#### Provided material
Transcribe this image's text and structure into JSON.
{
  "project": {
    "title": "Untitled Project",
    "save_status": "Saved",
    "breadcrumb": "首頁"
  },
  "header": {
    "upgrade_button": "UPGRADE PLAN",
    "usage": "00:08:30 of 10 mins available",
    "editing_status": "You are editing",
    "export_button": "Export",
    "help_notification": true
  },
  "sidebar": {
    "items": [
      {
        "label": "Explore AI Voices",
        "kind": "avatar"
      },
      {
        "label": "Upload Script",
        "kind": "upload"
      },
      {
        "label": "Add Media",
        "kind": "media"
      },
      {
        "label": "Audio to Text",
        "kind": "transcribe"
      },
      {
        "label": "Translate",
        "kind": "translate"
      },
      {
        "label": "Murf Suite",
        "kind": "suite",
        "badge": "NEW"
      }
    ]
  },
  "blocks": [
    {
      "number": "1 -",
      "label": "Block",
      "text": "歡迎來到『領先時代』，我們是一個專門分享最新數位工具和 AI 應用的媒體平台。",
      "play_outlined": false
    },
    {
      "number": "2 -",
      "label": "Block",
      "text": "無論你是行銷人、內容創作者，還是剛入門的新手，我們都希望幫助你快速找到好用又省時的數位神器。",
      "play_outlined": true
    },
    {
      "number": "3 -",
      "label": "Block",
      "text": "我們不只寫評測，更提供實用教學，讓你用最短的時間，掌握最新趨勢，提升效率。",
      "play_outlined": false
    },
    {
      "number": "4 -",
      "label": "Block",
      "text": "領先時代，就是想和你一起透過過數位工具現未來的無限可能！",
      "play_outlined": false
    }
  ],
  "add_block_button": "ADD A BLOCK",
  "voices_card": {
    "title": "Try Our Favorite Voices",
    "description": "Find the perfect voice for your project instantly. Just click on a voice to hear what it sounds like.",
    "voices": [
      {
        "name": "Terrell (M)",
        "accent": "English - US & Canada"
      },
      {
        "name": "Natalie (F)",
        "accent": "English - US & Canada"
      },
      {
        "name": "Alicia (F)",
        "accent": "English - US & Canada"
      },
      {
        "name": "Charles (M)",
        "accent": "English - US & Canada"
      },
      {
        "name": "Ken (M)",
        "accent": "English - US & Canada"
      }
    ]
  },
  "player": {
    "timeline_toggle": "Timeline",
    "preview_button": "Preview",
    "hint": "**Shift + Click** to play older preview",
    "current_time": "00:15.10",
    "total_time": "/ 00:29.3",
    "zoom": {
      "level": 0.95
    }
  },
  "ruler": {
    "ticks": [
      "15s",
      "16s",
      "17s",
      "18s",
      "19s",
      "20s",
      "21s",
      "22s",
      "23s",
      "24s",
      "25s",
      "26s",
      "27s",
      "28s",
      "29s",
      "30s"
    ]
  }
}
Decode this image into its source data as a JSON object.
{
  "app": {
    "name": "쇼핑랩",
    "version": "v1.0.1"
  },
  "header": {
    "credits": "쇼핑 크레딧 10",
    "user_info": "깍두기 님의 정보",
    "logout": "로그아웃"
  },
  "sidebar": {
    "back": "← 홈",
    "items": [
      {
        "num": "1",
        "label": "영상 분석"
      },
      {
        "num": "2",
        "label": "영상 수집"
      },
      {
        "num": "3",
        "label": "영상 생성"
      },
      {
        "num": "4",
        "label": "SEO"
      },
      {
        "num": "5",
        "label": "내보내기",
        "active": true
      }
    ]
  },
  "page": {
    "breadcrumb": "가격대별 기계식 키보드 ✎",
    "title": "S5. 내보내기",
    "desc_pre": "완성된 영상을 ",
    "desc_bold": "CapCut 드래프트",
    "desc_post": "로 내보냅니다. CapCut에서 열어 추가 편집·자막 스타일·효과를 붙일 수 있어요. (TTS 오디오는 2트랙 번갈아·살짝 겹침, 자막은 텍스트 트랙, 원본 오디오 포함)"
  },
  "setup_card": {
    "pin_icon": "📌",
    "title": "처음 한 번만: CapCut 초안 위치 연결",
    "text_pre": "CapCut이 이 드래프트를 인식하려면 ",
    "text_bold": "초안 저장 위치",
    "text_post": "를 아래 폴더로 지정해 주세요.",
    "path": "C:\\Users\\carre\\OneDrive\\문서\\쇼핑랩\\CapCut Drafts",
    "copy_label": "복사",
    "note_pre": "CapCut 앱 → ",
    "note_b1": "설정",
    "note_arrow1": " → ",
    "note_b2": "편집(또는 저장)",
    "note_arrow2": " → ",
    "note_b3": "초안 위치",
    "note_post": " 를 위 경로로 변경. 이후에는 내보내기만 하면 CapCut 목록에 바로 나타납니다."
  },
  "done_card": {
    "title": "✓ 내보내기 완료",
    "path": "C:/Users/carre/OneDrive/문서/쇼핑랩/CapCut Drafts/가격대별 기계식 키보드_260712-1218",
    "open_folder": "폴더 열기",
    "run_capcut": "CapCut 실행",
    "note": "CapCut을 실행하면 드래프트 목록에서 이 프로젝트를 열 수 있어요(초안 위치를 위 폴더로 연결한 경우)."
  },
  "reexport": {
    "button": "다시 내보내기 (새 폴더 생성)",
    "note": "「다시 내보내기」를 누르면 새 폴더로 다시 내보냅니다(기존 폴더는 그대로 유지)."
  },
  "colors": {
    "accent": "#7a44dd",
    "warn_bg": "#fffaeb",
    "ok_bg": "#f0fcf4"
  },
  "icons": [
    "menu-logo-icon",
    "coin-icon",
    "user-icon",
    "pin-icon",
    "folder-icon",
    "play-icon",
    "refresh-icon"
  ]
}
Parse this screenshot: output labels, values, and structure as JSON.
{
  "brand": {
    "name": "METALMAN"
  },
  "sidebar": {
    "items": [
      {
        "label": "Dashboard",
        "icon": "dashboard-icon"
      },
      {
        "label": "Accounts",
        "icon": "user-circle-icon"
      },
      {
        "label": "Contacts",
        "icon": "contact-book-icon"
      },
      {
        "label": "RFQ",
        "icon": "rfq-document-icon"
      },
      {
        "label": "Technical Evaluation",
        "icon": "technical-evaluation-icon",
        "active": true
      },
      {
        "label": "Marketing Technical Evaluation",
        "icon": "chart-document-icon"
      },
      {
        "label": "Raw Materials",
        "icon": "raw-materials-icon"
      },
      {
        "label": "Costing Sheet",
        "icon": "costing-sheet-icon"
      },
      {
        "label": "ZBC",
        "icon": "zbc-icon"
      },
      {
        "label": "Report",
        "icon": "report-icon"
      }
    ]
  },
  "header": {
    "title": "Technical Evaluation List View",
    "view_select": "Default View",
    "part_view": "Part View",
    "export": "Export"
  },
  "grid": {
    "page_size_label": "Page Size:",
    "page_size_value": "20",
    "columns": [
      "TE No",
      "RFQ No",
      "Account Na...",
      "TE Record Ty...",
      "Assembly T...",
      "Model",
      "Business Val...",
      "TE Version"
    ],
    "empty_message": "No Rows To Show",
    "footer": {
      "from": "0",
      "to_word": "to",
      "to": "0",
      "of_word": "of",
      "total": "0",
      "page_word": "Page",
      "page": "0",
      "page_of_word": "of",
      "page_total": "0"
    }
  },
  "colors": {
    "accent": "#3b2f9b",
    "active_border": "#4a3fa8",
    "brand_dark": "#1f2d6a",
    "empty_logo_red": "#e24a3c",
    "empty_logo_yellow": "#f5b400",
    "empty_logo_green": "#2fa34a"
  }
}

#### Problem details
All of the entries must be quoted exactly; please include each one.

#### Solved problem
Transcribe this image's text and structure into JSON.
{
  "project": {
    "title": "Untitled Project",
    "save_status": "Saved",
    "breadcrumb": "首頁"
  },
  "header": {
    "upgrade_button": "UPGRADE PLAN",
    "usage": "00:08:30 of 10 mins available",
    "editing_status": "You are editing",
    "export_button": "Export",
    "help_notification": true
  },
  "sidebar": {
    "items": [
      {
        "label": "Explore AI Voices",
        "kind": "avatar"
      },
      {
        "label": "Upload Script",
        "kind": "upload"
      },
      {
        "label": "Add Media",
        "kind": "media"
      },
      {
        "label": "Audio to Text",
        "kind": "transcribe"
      },
      {
        "label": "Translate",
        "kind": "translate"
      },
      {
        "label": "Murf Suite",
        "kind": "suite",
        "badge": "NEW"
      }
    ]
  },
  "blocks": [
    {
      "number": "1 -",
      "label": "Block",
      "text": "歡迎來到『領先時代』，我們是一個專門分享最新數位工具和 AI 應用的媒體平台。",
      "play_outlined": false
    },
    {
      "number": "2 -",
      "label": "Block",
      "text": "無論你是行銷人、內容創作者，還是剛入門的新手，我們都希望幫助你快速找到好用又省時的數位神器。",
      "play_outlined": true
    },
    {
      "number": "3 -",
      "label": "Block",
      "text": "我們不只寫評測，更提供實用教學，讓你用最短的時間，掌握最新趨勢，提升效率。",
      "play_outlined": false
    },
    {
      "number": "4 -",
      "label": "Block",
      "text": "領先時代，就是想和你一起透過過數位工具現未來的無限可能！",
      "play_outlined": false
    }
  ],
  "add_block_button": "ADD A BLOCK",
  "voices_card": {
    "title": "Try Our Favorite Voices",
    "description": "Find the perfect voice for your project instantly. Just click on a voice to hear what it sounds like.",
    "voices": [
      {
        "name": "Terrell (M)",
        "accent": "English - US & Canada"
      },
      {
        "name": "Natalie (F)",
        "accent": "English - US & Canada"
      },
      {
        "name": "Alicia (F)",
        "accent": "English - US & Canada"
      },
      {
        "name": "Charles (M)",
        "accent": "English - US & Canada"
      },
      {
        "name": "Ken (M)",
        "accent": "English - US & Canada"
      }
    ]
  },
  "player": {
    "timeline_toggle": "Timeline",
    "preview_button": "Preview",
    "hint": "**Shift + Click** to play older preview",
    "current_time": "00:15.10",
    "total_time": "/ 00:29.3",
    "zoom": {
      "level": 0.95
    }
  },
  "ruler": {
    "ticks": [
      "15s",
      "16s",
      "17s",
      "18s",
      "19s",
      "20s",
      "21s",
      "22s",
      "23s",
      "24s",
      "25s",
      "26s",
      "27s",
      "28s",
      "29s",
      "30s"
    ]
  }
}
Decode this image into its source data as a JSON object.
{
  "app": {
    "name": "쇼핑랩",
    "version": "v1.0.1"
  },
  "header": {
    "credits": "쇼핑 크레딧 10",
    "user_info": "깍두기 님의 정보",
    "logout": "로그아웃"
  },
  "sidebar": {
    "back": "← 홈",
    "items": [
      {
        "num": "1",
        "label": "영상 분석"
      },
      {
        "num": "2",
        "label": "영상 수집"
      },
      {
        "num": "3",
        "label": "영상 생성"
      },
      {
        "num": "4",
        "label": "SEO"
      },
      {
        "num": "5",
        "label": "내보내기",
        "active": true
      }
    ]
  },
  "page": {
    "breadcrumb": "가격대별 기계식 키보드 ✎",
    "title": "S5. 내보내기",
    "desc_pre": "완성된 영상을 ",
    "desc_bold": "CapCut 드래프트",
    "desc_post": "로 내보냅니다. CapCut에서 열어 추가 편집·자막 스타일·효과를 붙일 수 있어요. (TTS 오디오는 2트랙 번갈아·살짝 겹침, 자막은 텍스트 트랙, 원본 오디오 포함)"
  },
  "setup_card": {
    "pin_icon": "📌",
    "title": "처음 한 번만: CapCut 초안 위치 연결",
    "text_pre": "CapCut이 이 드래프트를 인식하려면 ",
    "text_bold": "초안 저장 위치",
    "text_post": "를 아래 폴더로 지정해 주세요.",
    "path": "C:\\Users\\carre\\OneDrive\\문서\\쇼핑랩\\CapCut Drafts",
    "copy_label": "복사",
    "note_pre": "CapCut 앱 → ",
    "note_b1": "설정",
    "note_arrow1": " → ",
    "note_b2": "편집(또는 저장)",
    "note_arrow2": " → ",
    "note_b3": "초안 위치",
    "note_post": " 를 위 경로로 변경. 이후에는 내보내기만 하면 CapCut 목록에 바로 나타납니다."
  },
  "done_card": {
    "title": "✓ 내보내기 완료",
    "path": "C:/Users/carre/OneDrive/문서/쇼핑랩/CapCut Drafts/가격대별 기계식 키보드_260712-1218",
    "open_folder": "폴더 열기",
    "run_capcut": "CapCut 실행",
    "note": "CapCut을 실행하면 드래프트 목록에서 이 프로젝트를 열 수 있어요(초안 위치를 위 폴더로 연결한 경우)."
  },
  "reexport": {
    "button": "다시 내보내기 (새 폴더 생성)",
    "note": "「다시 내보내기」를 누르면 새 폴더로 다시 내보냅니다(기존 폴더는 그대로 유지)."
  },
  "colors": {
    "accent": "#7a44dd",
    "warn_bg": "#fffaeb",
    "ok_bg": "#f0fcf4"
  },
  "icons": [
    "menu-logo-icon",
    "coin-icon",
    "user-icon",
    "pin-icon",
    "folder-icon",
    "play-icon",
    "refresh-icon"
  ]
}
Parse this screenshot: output labels, values, and structure as JSON.
{
  "brand": {
    "name": "METALMAN"
  },
  "sidebar": {
    "items": [
      {
        "label": "Dashboard",
        "icon": "dashboard-icon"
      },
      {
        "label": "Accounts",
        "icon": "user-circle-icon"
      },
      {
        "label": "Contacts",
        "icon": "contact-book-icon"
      },
      {
        "label": "RFQ",
        "icon": "rfq-document-icon"
      },
      {
        "label": "Technical Evaluation",
        "icon": "technical-evaluation-icon",
        "active": true
      },
      {
        "label": "Marketing Technical Evaluation",
        "icon": "chart-document-icon"
      },
      {
        "label": "Raw Materials",
        "icon": "raw-materials-icon"
      },
      {
        "label": "Costing Sheet",
        "icon": "costing-sheet-icon"
      },
      {
        "label": "ZBC",
        "icon": "zbc-icon"
      },
      {
        "label": "Report",
        "icon": "report-icon"
      }
    ]
  },
  "header": {
    "title": "Technical Evaluation List View",
    "view_select": "Default View",
    "part_view": "Part View",
    "export": "Export"
  },
  "grid": {
    "page_size_label": "Page Size:",
    "page_size_value": "20",
    "columns": [
      "TE No",
      "RFQ No",
      "Account Na...",
      "TE Record Ty...",
      "Assembly T...",
      "Model",
      "Business Val...",
      "TE Version"
    ],
    "empty_message": "No Rows To Show",
    "footer": {
      "from": "0",
      "to_word": "to",
      "to": "0",
      "of_word": "of",
      "total": "0",
      "page_word": "Page",
      "page": "0",
      "page_of_word": "of",
      "page_total": "0"
    }
  },
  "colors": {
    "accent": "#3b2f9b",
    "active_border": "#4a3fa8",
    "brand_dark": "#1f2d6a",
    "empty_logo_red": "#e24a3c",
    "empty_logo_yellow": "#f5b400",
    "empty_logo_green": "#2fa34a"
  }
}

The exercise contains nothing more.